Copy every line of the data that includes the string "avec".

(Recorded data)
* * *

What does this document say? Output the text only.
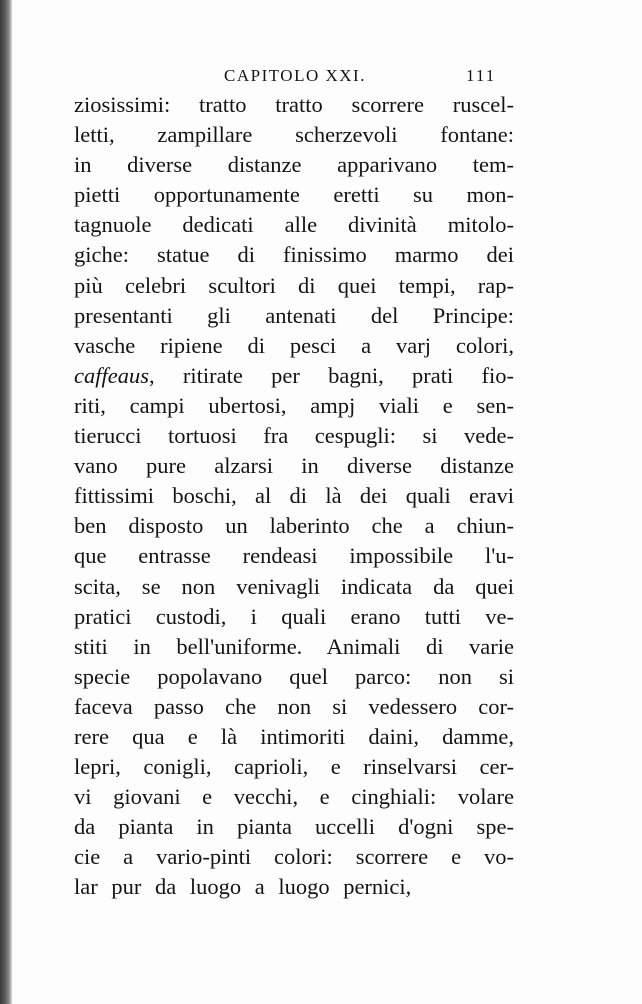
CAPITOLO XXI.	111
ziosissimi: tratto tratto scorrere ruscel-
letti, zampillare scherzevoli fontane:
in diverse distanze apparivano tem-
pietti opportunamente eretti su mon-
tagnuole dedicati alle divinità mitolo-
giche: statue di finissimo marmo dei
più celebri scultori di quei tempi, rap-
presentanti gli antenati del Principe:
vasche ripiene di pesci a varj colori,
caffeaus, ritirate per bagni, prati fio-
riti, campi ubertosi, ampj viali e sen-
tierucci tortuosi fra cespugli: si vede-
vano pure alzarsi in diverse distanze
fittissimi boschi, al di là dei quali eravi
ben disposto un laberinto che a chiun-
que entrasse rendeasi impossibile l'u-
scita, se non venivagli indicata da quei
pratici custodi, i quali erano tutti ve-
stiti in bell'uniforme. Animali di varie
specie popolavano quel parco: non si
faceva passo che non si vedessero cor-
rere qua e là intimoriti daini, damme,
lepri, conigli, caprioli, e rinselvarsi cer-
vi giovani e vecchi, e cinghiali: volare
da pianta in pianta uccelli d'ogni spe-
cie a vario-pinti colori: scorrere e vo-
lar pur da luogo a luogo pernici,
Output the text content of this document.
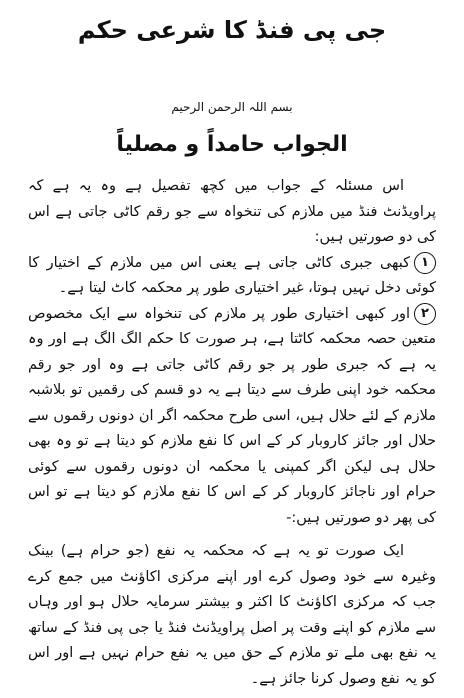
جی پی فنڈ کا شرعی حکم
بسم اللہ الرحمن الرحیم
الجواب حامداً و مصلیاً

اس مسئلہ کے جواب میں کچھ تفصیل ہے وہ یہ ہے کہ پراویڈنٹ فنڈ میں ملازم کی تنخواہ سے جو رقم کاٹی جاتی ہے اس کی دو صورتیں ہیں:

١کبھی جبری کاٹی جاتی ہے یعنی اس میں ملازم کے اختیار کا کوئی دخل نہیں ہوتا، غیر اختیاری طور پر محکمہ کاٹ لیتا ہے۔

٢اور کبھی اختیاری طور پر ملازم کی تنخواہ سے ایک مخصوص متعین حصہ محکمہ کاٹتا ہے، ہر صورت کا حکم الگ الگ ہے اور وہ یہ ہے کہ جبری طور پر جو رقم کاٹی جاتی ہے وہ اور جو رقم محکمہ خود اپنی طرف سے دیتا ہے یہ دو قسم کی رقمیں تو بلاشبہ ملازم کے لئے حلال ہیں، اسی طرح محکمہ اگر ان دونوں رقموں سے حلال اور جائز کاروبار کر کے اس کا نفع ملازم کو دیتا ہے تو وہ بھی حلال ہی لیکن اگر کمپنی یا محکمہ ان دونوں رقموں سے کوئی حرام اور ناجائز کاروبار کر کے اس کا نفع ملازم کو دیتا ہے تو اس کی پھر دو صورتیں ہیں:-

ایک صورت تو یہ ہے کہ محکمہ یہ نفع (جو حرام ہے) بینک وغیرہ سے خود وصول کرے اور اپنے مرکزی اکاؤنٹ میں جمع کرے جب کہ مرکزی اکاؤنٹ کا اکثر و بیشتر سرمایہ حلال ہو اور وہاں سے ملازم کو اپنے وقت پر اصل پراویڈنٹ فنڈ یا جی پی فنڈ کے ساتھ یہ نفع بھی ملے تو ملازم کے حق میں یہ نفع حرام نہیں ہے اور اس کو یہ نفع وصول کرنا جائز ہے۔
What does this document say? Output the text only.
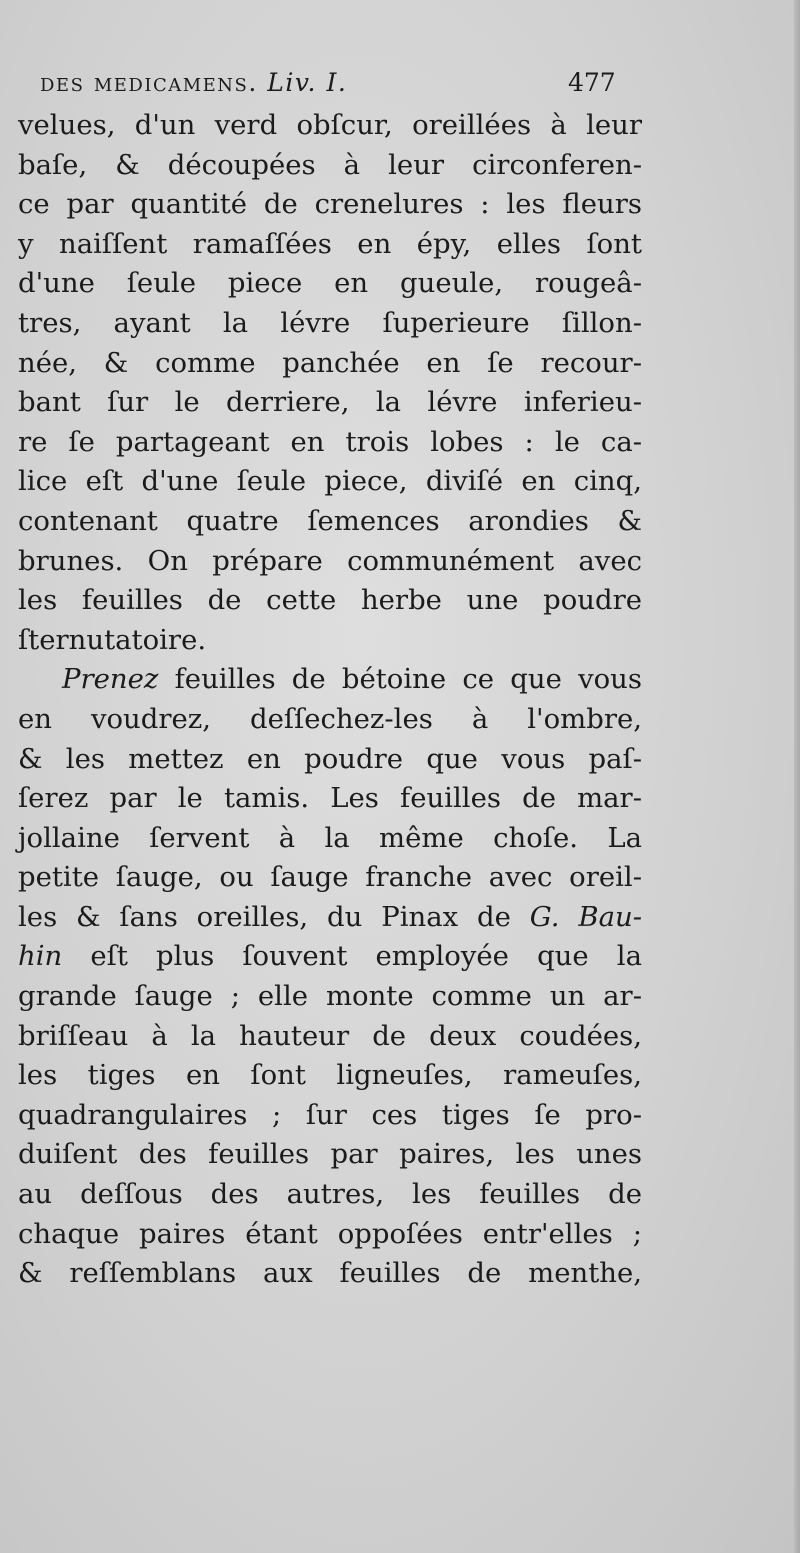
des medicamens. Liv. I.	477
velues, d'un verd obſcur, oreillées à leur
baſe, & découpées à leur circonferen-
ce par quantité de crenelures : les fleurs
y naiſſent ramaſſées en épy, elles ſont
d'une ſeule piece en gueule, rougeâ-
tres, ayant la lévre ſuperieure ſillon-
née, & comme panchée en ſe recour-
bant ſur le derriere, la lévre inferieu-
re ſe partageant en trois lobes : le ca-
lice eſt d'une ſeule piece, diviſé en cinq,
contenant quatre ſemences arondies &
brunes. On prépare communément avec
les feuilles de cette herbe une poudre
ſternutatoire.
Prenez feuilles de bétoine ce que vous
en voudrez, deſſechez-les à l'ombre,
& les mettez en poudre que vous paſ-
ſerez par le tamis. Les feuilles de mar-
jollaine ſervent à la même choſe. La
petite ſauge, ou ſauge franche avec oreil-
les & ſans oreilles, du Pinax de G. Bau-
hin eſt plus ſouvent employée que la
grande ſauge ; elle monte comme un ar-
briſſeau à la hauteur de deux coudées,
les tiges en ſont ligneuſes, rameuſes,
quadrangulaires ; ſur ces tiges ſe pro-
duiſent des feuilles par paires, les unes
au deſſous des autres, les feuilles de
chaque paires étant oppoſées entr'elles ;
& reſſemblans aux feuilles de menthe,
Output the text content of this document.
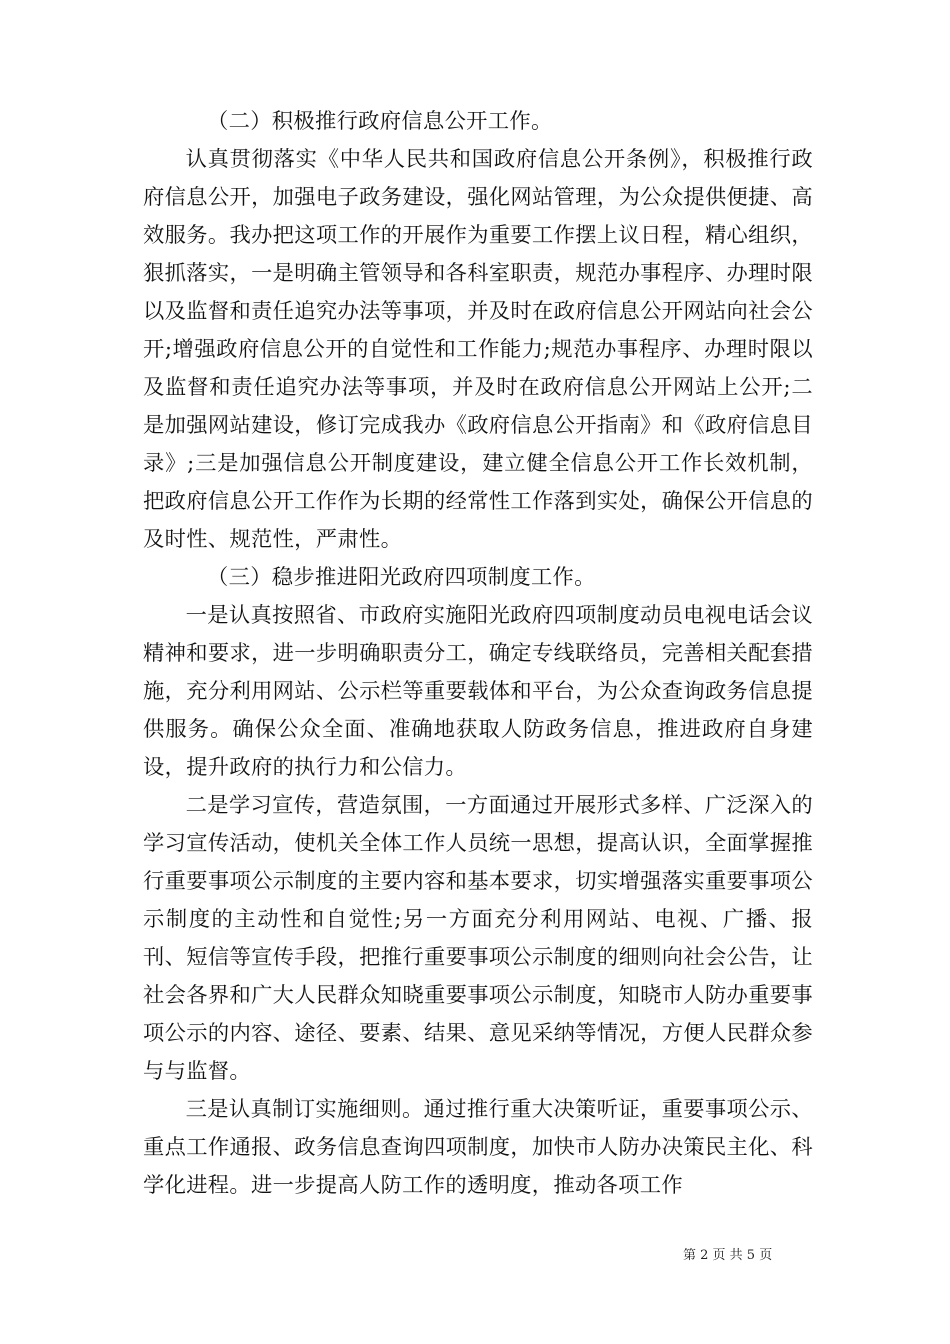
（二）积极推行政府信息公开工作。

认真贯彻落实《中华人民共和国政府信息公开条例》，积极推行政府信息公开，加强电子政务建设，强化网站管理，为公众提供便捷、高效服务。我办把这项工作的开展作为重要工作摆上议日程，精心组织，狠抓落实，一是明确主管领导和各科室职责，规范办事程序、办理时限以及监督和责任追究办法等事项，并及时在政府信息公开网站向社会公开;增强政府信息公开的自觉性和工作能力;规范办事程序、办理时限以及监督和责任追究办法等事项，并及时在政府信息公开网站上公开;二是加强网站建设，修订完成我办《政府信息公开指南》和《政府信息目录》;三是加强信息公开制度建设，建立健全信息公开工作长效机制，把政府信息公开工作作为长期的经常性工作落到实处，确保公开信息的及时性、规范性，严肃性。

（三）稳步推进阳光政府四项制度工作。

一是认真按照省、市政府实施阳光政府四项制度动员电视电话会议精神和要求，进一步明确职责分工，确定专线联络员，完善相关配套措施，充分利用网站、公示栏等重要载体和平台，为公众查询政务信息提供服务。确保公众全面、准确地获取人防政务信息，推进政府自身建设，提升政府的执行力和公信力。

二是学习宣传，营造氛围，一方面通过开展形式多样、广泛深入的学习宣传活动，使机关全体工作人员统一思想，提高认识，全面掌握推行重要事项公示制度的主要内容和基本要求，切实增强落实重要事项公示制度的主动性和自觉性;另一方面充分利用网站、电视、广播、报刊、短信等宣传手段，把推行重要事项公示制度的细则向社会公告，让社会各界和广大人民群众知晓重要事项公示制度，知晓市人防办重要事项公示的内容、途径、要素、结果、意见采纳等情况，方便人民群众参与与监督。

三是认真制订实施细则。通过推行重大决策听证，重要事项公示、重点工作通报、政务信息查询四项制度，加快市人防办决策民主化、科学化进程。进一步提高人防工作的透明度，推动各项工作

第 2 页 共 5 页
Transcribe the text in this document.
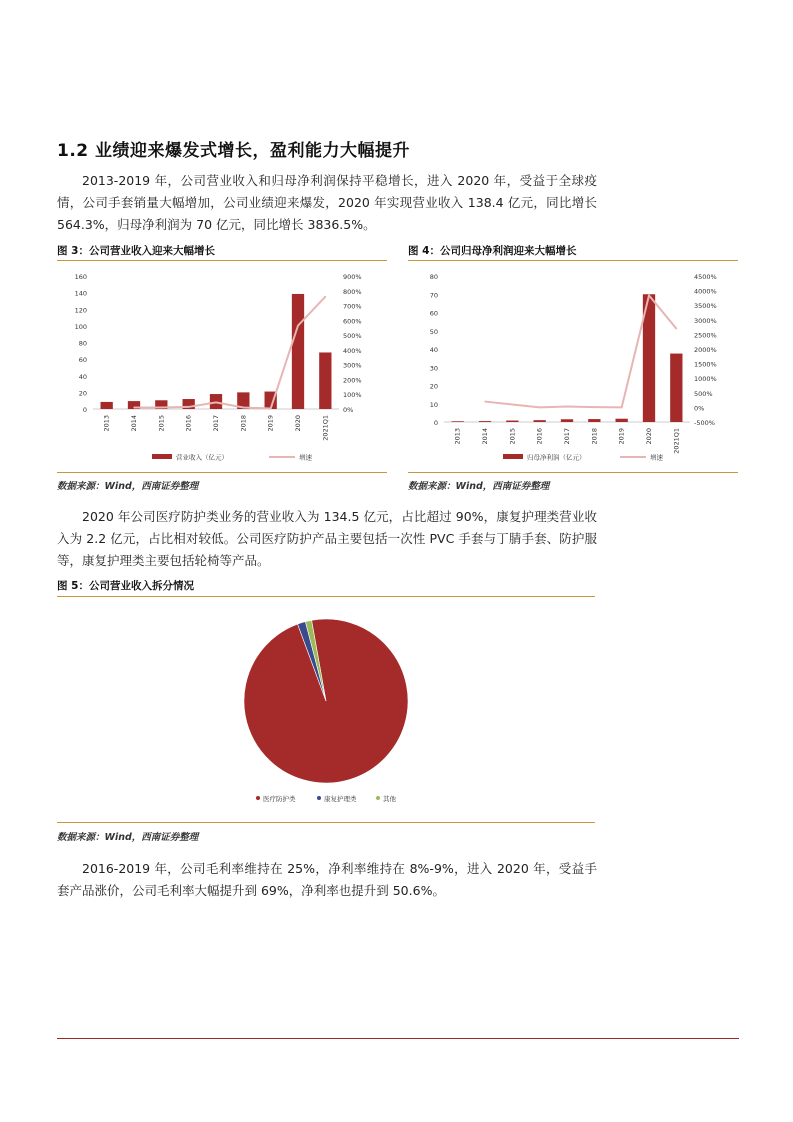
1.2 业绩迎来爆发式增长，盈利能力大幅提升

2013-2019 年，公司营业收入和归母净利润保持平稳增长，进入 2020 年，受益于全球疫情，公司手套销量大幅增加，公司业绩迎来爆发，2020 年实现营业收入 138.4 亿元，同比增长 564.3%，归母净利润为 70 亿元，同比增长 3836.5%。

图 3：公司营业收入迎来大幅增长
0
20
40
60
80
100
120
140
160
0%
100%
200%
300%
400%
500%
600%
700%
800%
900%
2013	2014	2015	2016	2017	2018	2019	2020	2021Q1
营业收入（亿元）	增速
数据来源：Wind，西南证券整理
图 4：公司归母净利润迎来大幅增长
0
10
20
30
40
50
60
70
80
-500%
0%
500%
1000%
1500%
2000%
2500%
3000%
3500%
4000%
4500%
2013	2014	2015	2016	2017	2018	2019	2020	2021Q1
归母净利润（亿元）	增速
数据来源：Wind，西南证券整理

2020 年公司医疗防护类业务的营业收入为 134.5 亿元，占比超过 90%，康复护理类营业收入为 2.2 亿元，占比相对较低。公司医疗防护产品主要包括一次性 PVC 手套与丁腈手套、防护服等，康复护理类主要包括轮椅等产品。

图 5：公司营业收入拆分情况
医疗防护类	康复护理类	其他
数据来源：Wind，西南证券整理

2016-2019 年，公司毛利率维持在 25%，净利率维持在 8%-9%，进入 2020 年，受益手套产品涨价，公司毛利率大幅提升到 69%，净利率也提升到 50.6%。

* * *

## [Full output]
brunes. On prépare communément avec
petite ſauge, ou ſauge franche avec oreil-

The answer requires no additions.